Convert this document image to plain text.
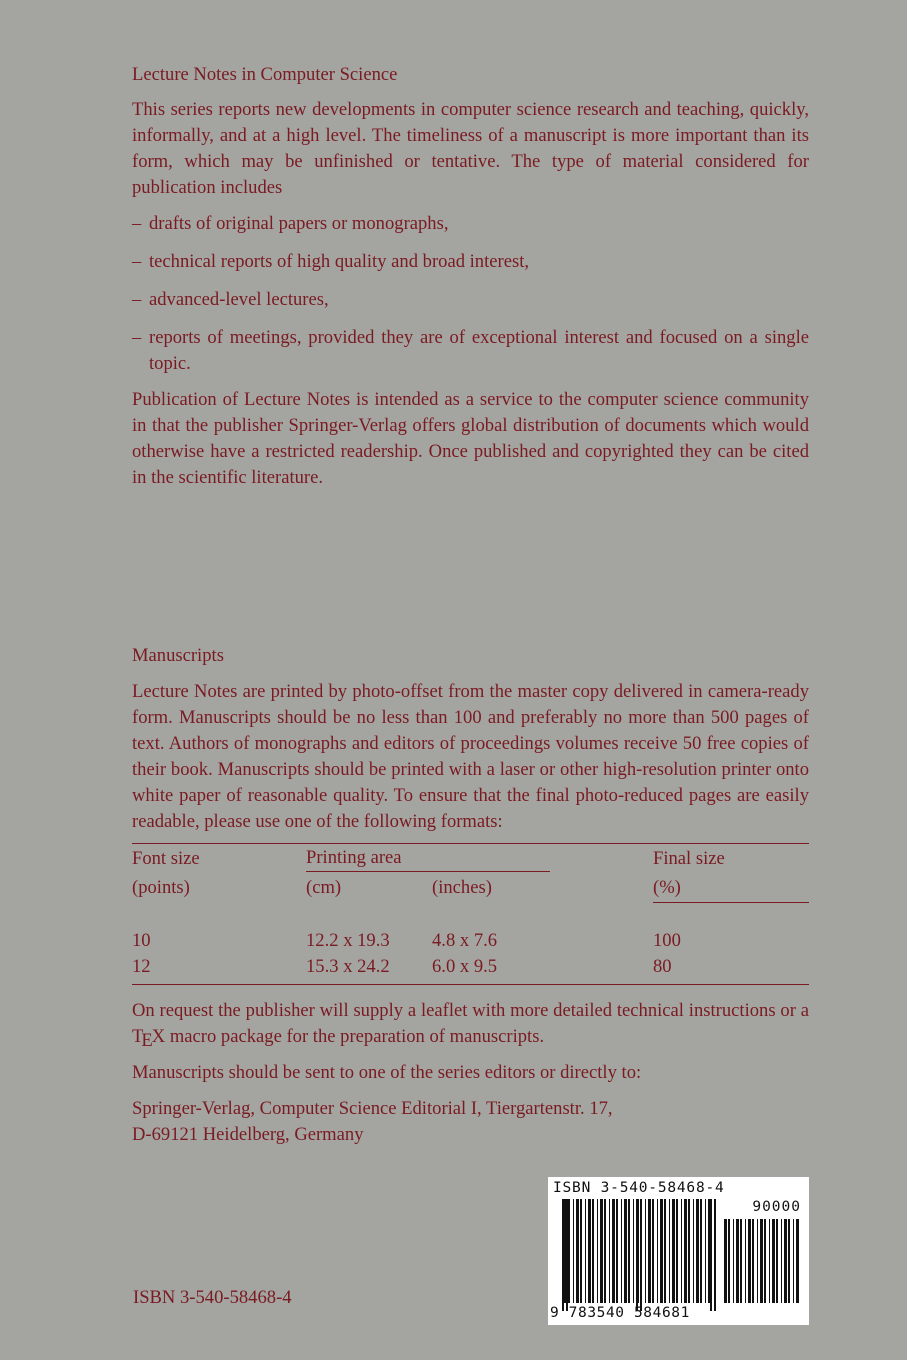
Lecture Notes in Computer Science

This series reports new developments in computer science research and teaching, quickly, informally, and at a high level. The timeliness of a manuscript is more important than its form, which may be unfinished or tentative. The type of material considered for publication includes

– drafts of original papers or monographs,
– technical reports of high quality and broad interest,
– advanced-level lectures,
– reports of meetings, provided they are of exceptional interest and focused on a single topic.

Publication of Lecture Notes is intended as a service to the computer science community in that the publisher Springer-Verlag offers global distribution of documents which would otherwise have a restricted readership. Once published and copyrighted they can be cited in the scientific literature.

Manuscripts

Lecture Notes are printed by photo-offset from the master copy delivered in camera-ready form. Manuscripts should be no less than 100 and preferably no more than 500 pages of text. Authors of monographs and editors of proceedings volumes receive 50 free copies of their book. Manuscripts should be printed with a laser or other high-resolution printer onto white paper of reasonable quality. To ensure that the final photo-reduced pages are easily readable, please use one of the following formats:

Font size	Printing area		Final size
(points)	(cm)	(inches)	(%)

10	12.2 x 19.3	4.8 x 7.6	100
12	15.3 x 24.2	6.0 x 9.5	80

On request the publisher will supply a leaflet with more detailed technical instructions or a TEX macro package for the preparation of manuscripts.

Manuscripts should be sent to one of the series editors or directly to:

Springer-Verlag, Computer Science Editorial I, Tiergartenstr. 17,

D-69121 Heidelberg, Germany

ISBN 3-540-58468-4
ISBN 3-540-58468-4
90000
9 783540 584681
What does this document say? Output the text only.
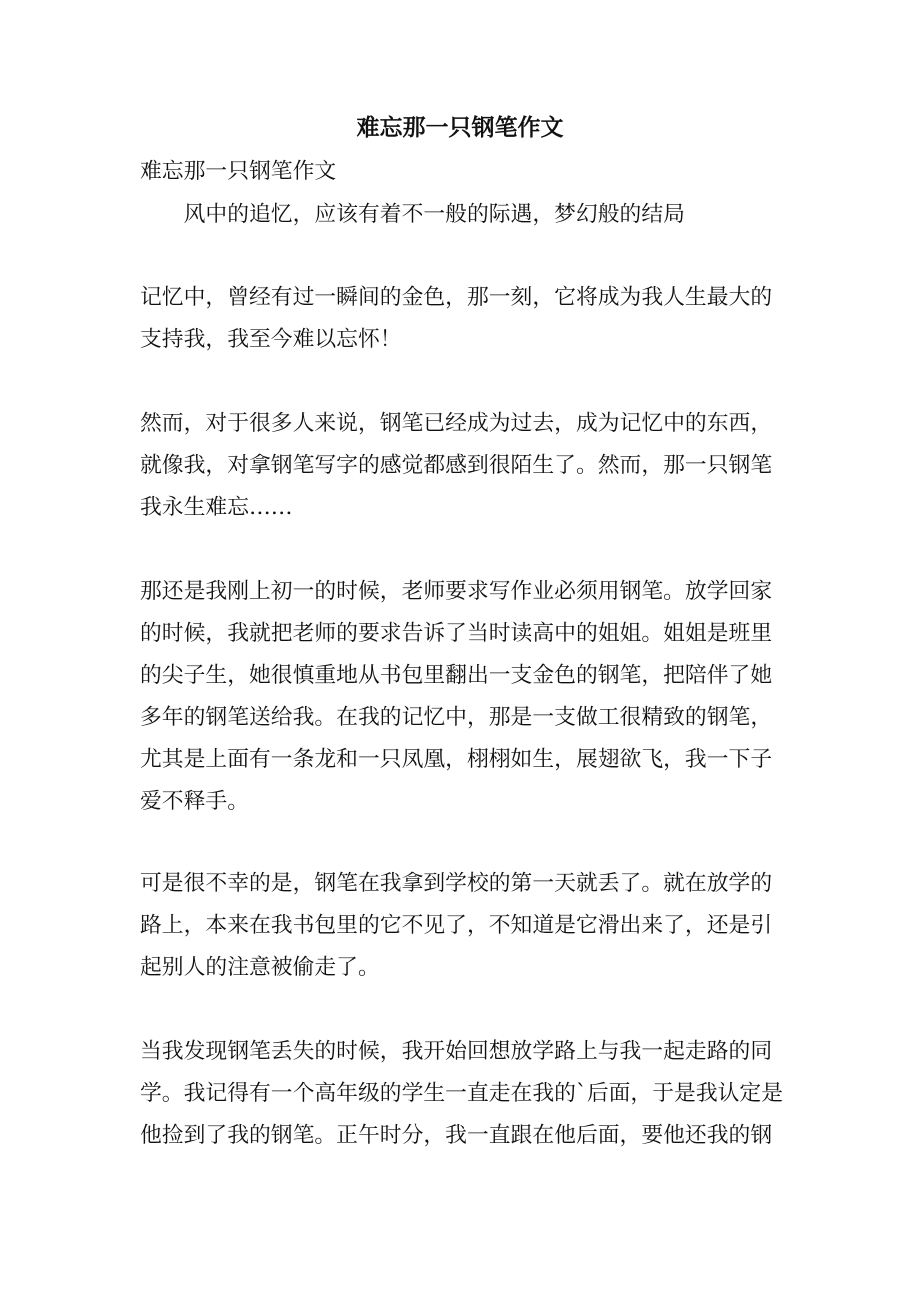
难忘那一只钢笔作文
难忘那一只钢笔作文
　　风中的追忆，应该有着不一般的际遇，梦幻般的结局
记忆中，曾经有过一瞬间的金色，那一刻，它将成为我人生最大的
支持我，我至今难以忘怀！
然而，对于很多人来说，钢笔已经成为过去，成为记忆中的东西，
就像我，对拿钢笔写字的感觉都感到很陌生了。然而，那一只钢笔
我永生难忘……
那还是我刚上初一的时候，老师要求写作业必须用钢笔。放学回家
的时候，我就把老师的要求告诉了当时读高中的姐姐。姐姐是班里
的尖子生，她很慎重地从书包里翻出一支金色的钢笔，把陪伴了她
多年的钢笔送给我。在我的记忆中，那是一支做工很精致的钢笔，
尤其是上面有一条龙和一只凤凰，栩栩如生，展翅欲飞，我一下子
爱不释手。
可是很不幸的是，钢笔在我拿到学校的第一天就丢了。就在放学的
路上，本来在我书包里的它不见了，不知道是它滑出来了，还是引
起别人的注意被偷走了。
当我发现钢笔丢失的时候，我开始回想放学路上与我一起走路的同
学。我记得有一个高年级的学生一直走在我的`后面，于是我认定是
他捡到了我的钢笔。正午时分，我一直跟在他后面，要他还我的钢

====

Task instructions
Every record is to be reproduced exactly, with no pictures included.

Result
Convert this document image to plain text.
Lecture Notes in Computer Science

This series reports new developments in computer science research and teaching, quickly, informally, and at a high level. The timeliness of a manuscript is more important than its form, which may be unfinished or tentative. The type of material considered for publication includes

– drafts of original papers or monographs,
– technical reports of high quality and broad interest,
– advanced-level lectures,
– reports of meetings, provided they are of exceptional interest and focused on a single topic.

Publication of Lecture Notes is intended as a service to the computer science community in that the publisher Springer-Verlag offers global distribution of documents which would otherwise have a restricted readership. Once published and copyrighted they can be cited in the scientific literature.

Manuscripts

Lecture Notes are printed by photo-offset from the master copy delivered in camera-ready form. Manuscripts should be no less than 100 and preferably no more than 500 pages of text. Authors of monographs and editors of proceedings volumes receive 50 free copies of their book. Manuscripts should be printed with a laser or other high-resolution printer onto white paper of reasonable quality. To ensure that the final photo-reduced pages are easily readable, please use one of the following formats:

Font size	Printing area		Final size
(points)	(cm)	(inches)	(%)

10	12.2 x 19.3	4.8 x 7.6	100
12	15.3 x 24.2	6.0 x 9.5	80

On request the publisher will supply a leaflet with more detailed technical instructions or a TEX macro package for the preparation of manuscripts.

Manuscripts should be sent to one of the series editors or directly to:

Springer-Verlag, Computer Science Editorial I, Tiergartenstr. 17,

D-69121 Heidelberg, Germany

ISBN 3-540-58468-4
ISBN 3-540-58468-4
90000
9 783540 584681
What does this document say? Output the text only.
难忘那一只钢笔作文
难忘那一只钢笔作文
　　风中的追忆，应该有着不一般的际遇，梦幻般的结局
记忆中，曾经有过一瞬间的金色，那一刻，它将成为我人生最大的
支持我，我至今难以忘怀！
然而，对于很多人来说，钢笔已经成为过去，成为记忆中的东西，
就像我，对拿钢笔写字的感觉都感到很陌生了。然而，那一只钢笔
我永生难忘……
那还是我刚上初一的时候，老师要求写作业必须用钢笔。放学回家
的时候，我就把老师的要求告诉了当时读高中的姐姐。姐姐是班里
的尖子生，她很慎重地从书包里翻出一支金色的钢笔，把陪伴了她
多年的钢笔送给我。在我的记忆中，那是一支做工很精致的钢笔，
尤其是上面有一条龙和一只凤凰，栩栩如生，展翅欲飞，我一下子
爱不释手。
可是很不幸的是，钢笔在我拿到学校的第一天就丢了。就在放学的
路上，本来在我书包里的它不见了，不知道是它滑出来了，还是引
起别人的注意被偷走了。
当我发现钢笔丢失的时候，我开始回想放学路上与我一起走路的同
学。我记得有一个高年级的学生一直走在我的`后面，于是我认定是
他捡到了我的钢笔。正午时分，我一直跟在他后面，要他还我的钢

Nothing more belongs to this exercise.